Work to do
List each line of the data that holds the word "点M在C上".

Stored items:
== == ==

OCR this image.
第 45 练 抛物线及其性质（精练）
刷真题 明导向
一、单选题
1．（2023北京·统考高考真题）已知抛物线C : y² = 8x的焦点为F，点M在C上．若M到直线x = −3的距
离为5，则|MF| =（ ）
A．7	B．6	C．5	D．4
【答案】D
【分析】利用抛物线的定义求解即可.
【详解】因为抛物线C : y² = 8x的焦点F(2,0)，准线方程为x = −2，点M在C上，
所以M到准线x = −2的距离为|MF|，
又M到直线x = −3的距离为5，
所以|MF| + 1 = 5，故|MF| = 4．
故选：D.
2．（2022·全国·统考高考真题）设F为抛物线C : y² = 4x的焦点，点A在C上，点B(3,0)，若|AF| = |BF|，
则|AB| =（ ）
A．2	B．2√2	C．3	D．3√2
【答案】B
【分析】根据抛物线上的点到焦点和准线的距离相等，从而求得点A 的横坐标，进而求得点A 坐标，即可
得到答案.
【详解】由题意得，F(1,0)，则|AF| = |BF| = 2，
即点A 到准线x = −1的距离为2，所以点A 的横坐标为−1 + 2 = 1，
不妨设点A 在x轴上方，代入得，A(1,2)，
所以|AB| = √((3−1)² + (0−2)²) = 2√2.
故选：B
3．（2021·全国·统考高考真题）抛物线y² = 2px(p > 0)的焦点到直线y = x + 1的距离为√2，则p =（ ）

== == ==

Reply to the task
1．（2023北京·统考高考真题）已知抛物线C : y² = 8x的焦点为F，点M在C上．若M到直线x = −3的距
【详解】因为抛物线C : y² = 8x的焦点F(2,0)，准线方程为x = −2，点M在C上，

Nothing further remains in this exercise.